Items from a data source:
╭──

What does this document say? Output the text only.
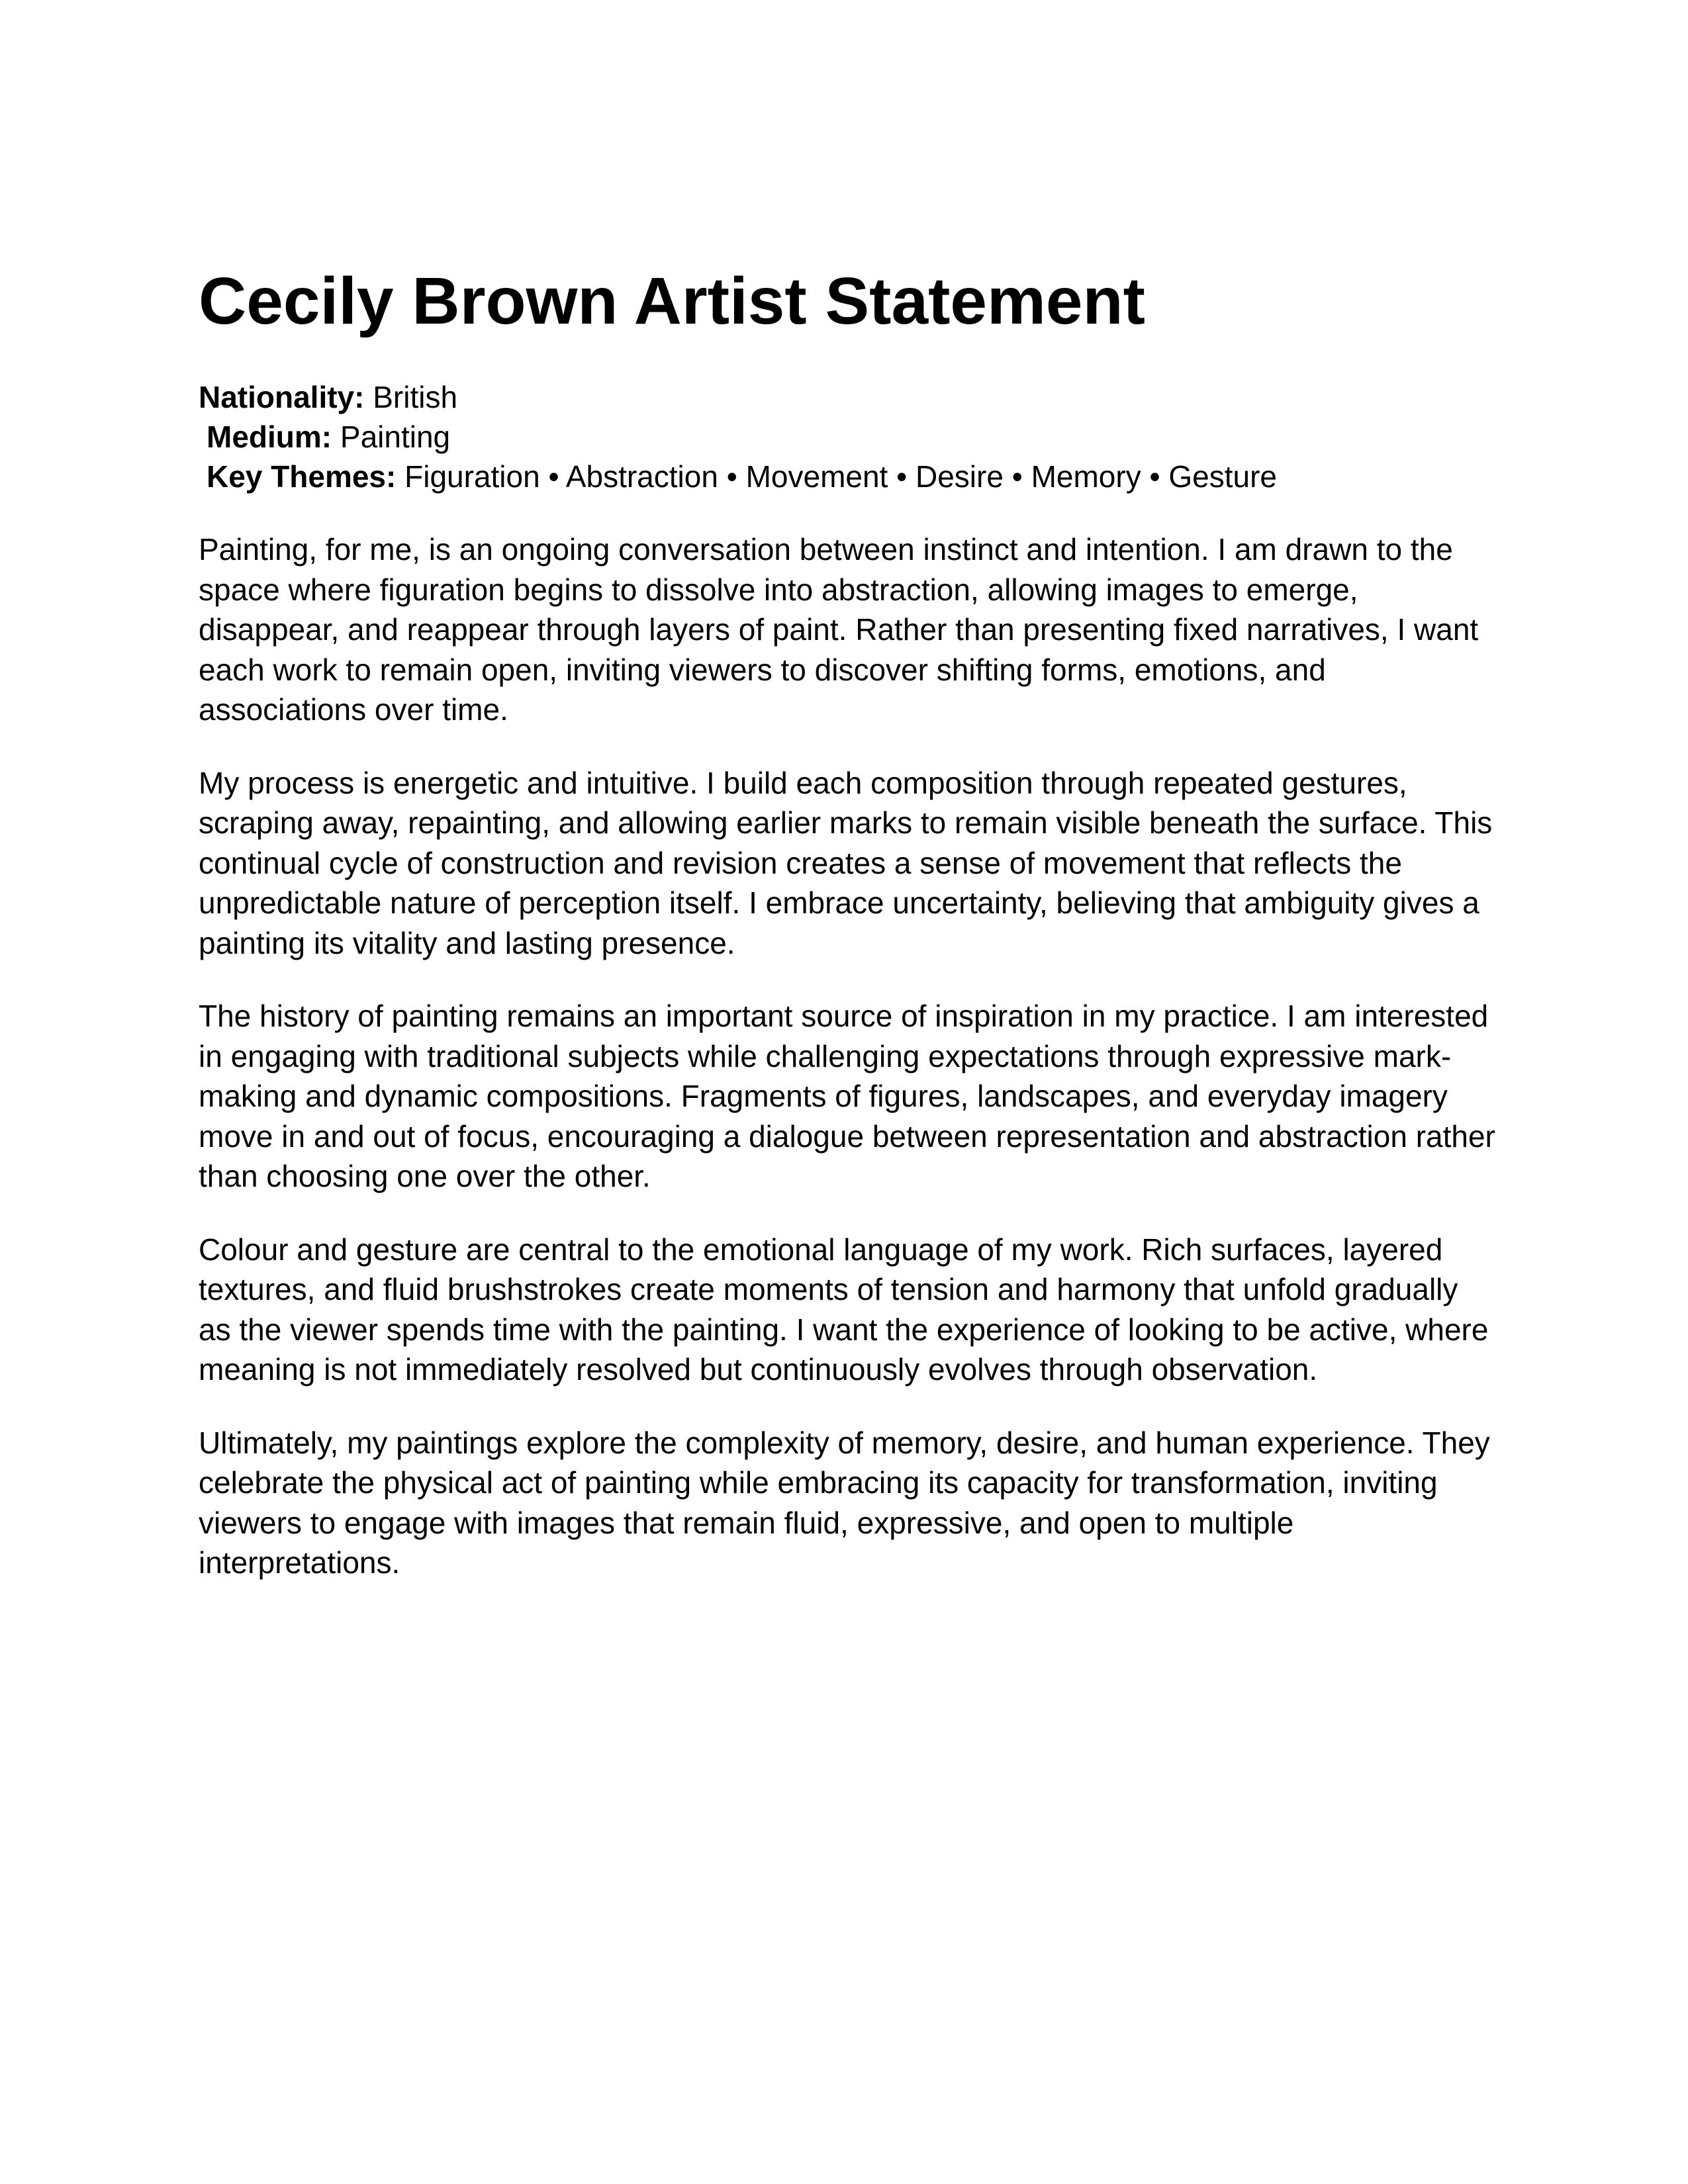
Cecily Brown Artist Statement
Nationality: British
Medium: Painting
Key Themes: Figuration • Abstraction • Movement • Desire • Memory • Gesture

Painting, for me, is an ongoing conversation between instinct and intention. I am drawn to the space where figuration begins to dissolve into abstraction, allowing images to emerge, disappear, and reappear through layers of paint. Rather than presenting fixed narratives, I want each work to remain open, inviting viewers to discover shifting forms, emotions, and associations over time.

My process is energetic and intuitive. I build each composition through repeated gestures, scraping away, repainting, and allowing earlier marks to remain visible beneath the surface. This continual cycle of construction and revision creates a sense of movement that reflects the unpredictable nature of perception itself. I embrace uncertainty, believing that ambiguity gives a painting its vitality and lasting presence.

The history of painting remains an important source of inspiration in my practice. I am interested in engaging with traditional subjects while challenging expectations through expressive mark-making and dynamic compositions. Fragments of figures, landscapes, and everyday imagery move in and out of focus, encouraging a dialogue between representation and abstraction rather than choosing one over the other.

Colour and gesture are central to the emotional language of my work. Rich surfaces, layered textures, and fluid brushstrokes create moments of tension and harmony that unfold gradually as the viewer spends time with the painting. I want the experience of looking to be active, where meaning is not immediately resolved but continuously evolves through observation.

Ultimately, my paintings explore the complexity of memory, desire, and human experience. They celebrate the physical act of painting while embracing its capacity for transformation, inviting viewers to engage with images that remain fluid, expressive, and open to multiple interpretations.
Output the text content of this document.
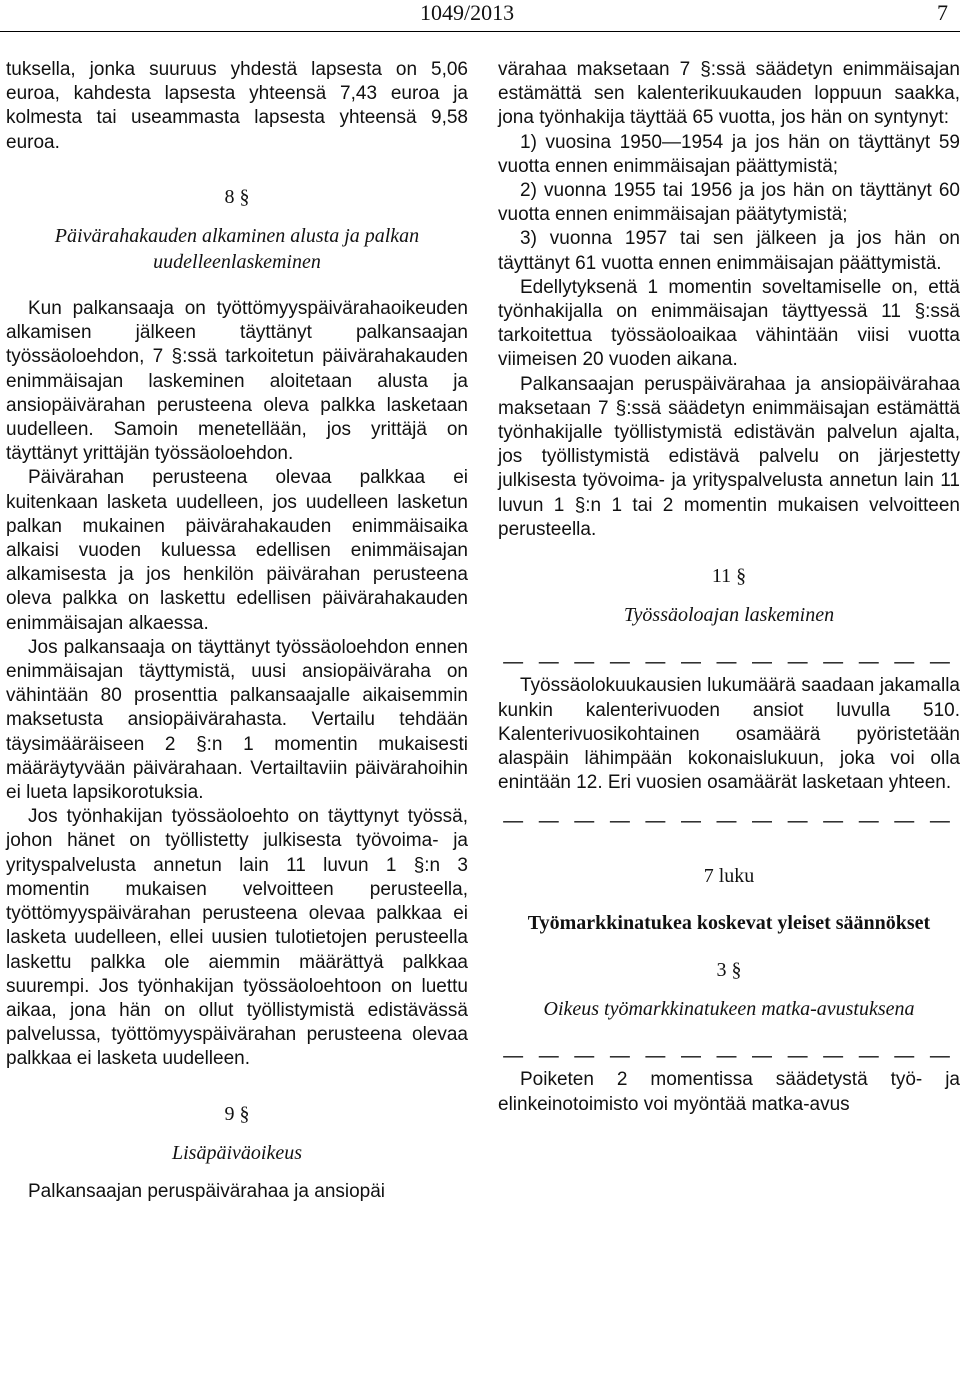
1049/2013	7

tuksella, jonka suuruus yhdestä lapsesta on 5,06 euroa, kahdesta lapsesta yhteensä 7,43 euroa ja kolmesta tai useammasta lapsesta yhteensä 9,58 euroa.

8 §

Päivärahakauden alkaminen alusta ja palkan uudelleenlaskeminen

Kun palkansaaja on työttömyyspäivärahaoikeuden alkamisen jälkeen täyttänyt palkansaajan työssäoloehdon, 7 §:ssä tarkoitetun päivärahakauden enimmäisajan laskeminen aloitetaan alusta ja ansiopäivärahan perusteena oleva palkka lasketaan uudelleen. Samoin menetellään, jos yrittäjä on täyttänyt yrittäjän työssäoloehdon.

Päivärahan perusteena olevaa palkkaa ei kuitenkaan lasketa uudelleen, jos uudelleen lasketun palkan mukainen päivärahakauden enimmäisaika alkaisi vuoden kuluessa edellisen enimmäisajan alkamisesta ja jos henkilön päivärahan perusteena oleva palkka on laskettu edellisen päivärahakauden enimmäisajan alkaessa.

Jos palkansaaja on täyttänyt työssäoloehdon ennen enimmäisajan täyttymistä, uusi ansiopäiväraha on vähintään 80 prosenttia palkansaajalle aikaisemmin maksetusta ansiopäivärahasta. Vertailu tehdään täysimääräiseen 2 §:n 1 momentin mukaisesti määräytyvään päivärahaan. Vertailtaviin päivärahoihin ei lueta lapsikorotuksia.

Jos työnhakijan työssäoloehto on täyttynyt työssä, johon hänet on työllistetty julkisesta työvoima- ja yrityspalvelusta annetun lain 11 luvun 1 §:n 3 momentin mukaisen velvoitteen perusteella, työttömyyspäivärahan perusteena olevaa palkkaa ei lasketa uudelleen, ellei uusien tulotietojen perusteella laskettu palkka ole aiemmin määrättyä palkkaa suurempi. Jos työnhakijan työssäoloehtoon on luettu aikaa, jona hän on ollut työllistymistä edistävässä palvelussa, työttömyyspäivärahan perusteena olevaa palkkaa ei lasketa uudelleen.

9 §

Lisäpäiväoikeus

Palkansaajan peruspäivärahaa ja ansiopäi

värahaa maksetaan 7 §:ssä säädetyn enimmäisajan estämättä sen kalenterikuukauden loppuun saakka, jona työnhakija täyttää 65 vuotta, jos hän on syntynyt:

1) vuosina 1950—1954 ja jos hän on täyttänyt 59 vuotta ennen enimmäisajan päättymistä;

2) vuonna 1955 tai 1956 ja jos hän on täyttänyt 60 vuotta ennen enimmäisajan päätytymistä;

3) vuonna 1957 tai sen jälkeen ja jos hän on täyttänyt 61 vuotta ennen enimmäisajan päättymistä.

Edellytyksenä 1 momentin soveltamiselle on, että työnhakijalla on enimmäisajan täyttyessä 11 §:ssä tarkoitettua työssäoloaikaa vähintään viisi vuotta viimeisen 20 vuoden aikana.

Palkansaajan peruspäivärahaa ja ansiopäivärahaa maksetaan 7 §:ssä säädetyn enimmäisajan estämättä työnhakijalle työllistymistä edistävän palvelun ajalta, jos työllistymistä edistävä palvelu on järjestetty julkisesta työvoima- ja yrityspalvelusta annetun lain 11 luvun 1 §:n 1 tai 2 momentin mukaisen velvoitteen perusteella.

11 §

Työssäoloajan laskeminen

— — — — — — — — — — — — —

Työssäolokuukausien lukumäärä saadaan jakamalla kunkin kalenterivuoden ansiot luvulla 510. Kalenterivuosikohtainen osamäärä pyöristetään alaspäin lähimpään kokonaislukuun, joka voi olla enintään 12. Eri vuosien osamäärät lasketaan yhteen.

— — — — — — — — — — — — —

7 luku

Työmarkkinatukea koskevat yleiset säännökset

3 §

Oikeus työmarkkinatukeen matka-avustuksena

— — — — — — — — — — — — —

Poiketen 2 momentissa säädetystä työ- ja elinkeinotoimisto voi myöntää matka-avus
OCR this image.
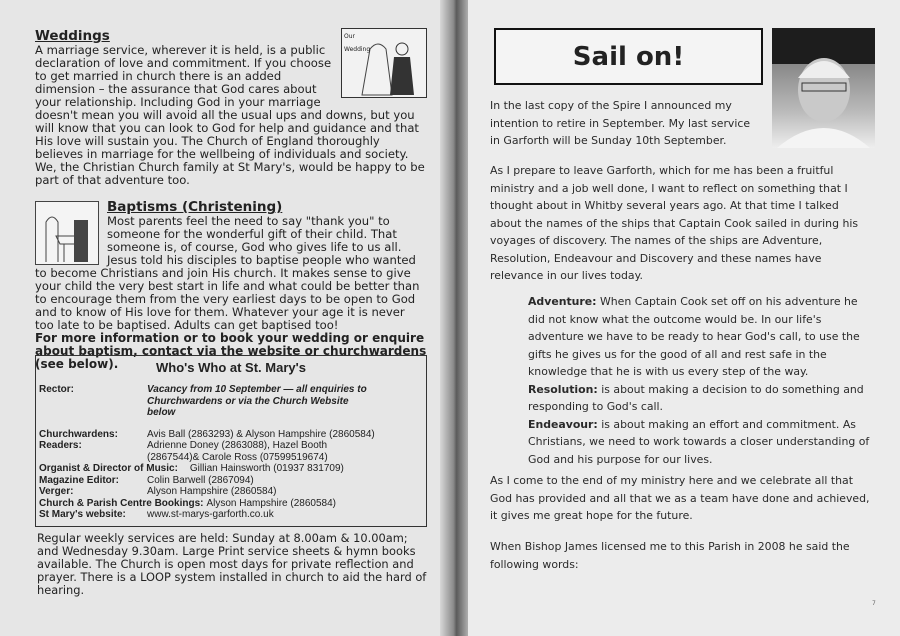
Our Wedding
Weddings

A marriage service, wherever it is held, is a public declaration of love and commitment. If you choose to get married in church there is an added dimension – the assurance that God cares about your relationship. Including God in your marriage doesn't mean you will avoid all the usual ups and downs, but you will know that you can look to God for help and guidance and that His love will sustain you. The Church of England thoroughly believes in marriage for the wellbeing of individuals and society. We, the Christian Church family at St Mary's, would be happy to be part of that adventure too.

Baptisms (Christening)

Most parents feel the need to say "thank you" to someone for the wonderful gift of their child. That someone is, of course, God who gives life to us all. Jesus told his disciples to baptise people who wanted to become Christians and join His church. It makes sense to give your child the very best start in life and what could be better than to encourage them from the very earliest days to be open to God and to know of His love for them. Whatever your age it is never too late to be baptised. Adults can get baptised too!

For more information or to book your wedding or enquire about baptism, contact via the website or churchwardens (see below).	Who's Who at St. Mary's
Rector:	Vacancy from 10 September — all enquiries to Churchwardens or via the Church Website below
Churchwardens:	Avis Ball (2863293) & Alyson Hampshire (2860584)
Readers:	Adrienne Doney (2863088), Hazel Booth (2867544)& Carole Ross (07599519674)
Organist & Director of Music: Gillian Hainsworth (01937 831709)
Magazine Editor:	Colin Barwell (2867094)
Verger:	Alyson Hampshire (2860584)
Church & Parish Centre Bookings: Alyson Hampshire (2860584)
St Mary's website:	www.st-marys-garforth.co.uk

Regular weekly services are held: Sunday at 8.00am & 10.00am; and Wednesday 9.30am. Large Print service sheets & hymn books available. The Church is open most days for private reflection and prayer. There is a LOOP system installed in church to aid the hard of hearing.

Sail on!

In the last copy of the Spire I announced my intention to retire in September. My last service in Garforth will be Sunday 10th September.

As I prepare to leave Garforth, which for me has been a fruitful ministry and a job well done, I want to reflect on something that I thought about in Whitby several years ago. At that time I talked about the names of the ships that Captain Cook sailed in during his voyages of discovery. The names of the ships are Adventure, Resolution, Endeavour and Discovery and these names have relevance in our lives today.

Adventure: When Captain Cook set off on his adventure he did not know what the outcome would be. In our life's adventure we have to be ready to hear God's call, to use the gifts he gives us for the good of all and rest safe in the knowledge that he is with us every step of the way.

Resolution: is about making a decision to do something and responding to God's call.

Endeavour: is about making an effort and commitment. As Christians, we need to work towards a closer understanding of God and his purpose for our lives.

As I come to the end of my ministry here and we celebrate all that God has provided and all that we as a team have done and achieved, it gives me great hope for the future.

When Bishop James licensed me to this Parish in 2008 he said the following words:

7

╰──

**Task requirements:** Report all lines of the data above that include the string "Alyson".

**Reply:**
Churchwardens:	Avis Ball (2863293) & Alyson Hampshire (2860584)
Verger:	Alyson Hampshire (2860584)
Church & Parish Centre Bookings: Alyson Hampshire (2860584)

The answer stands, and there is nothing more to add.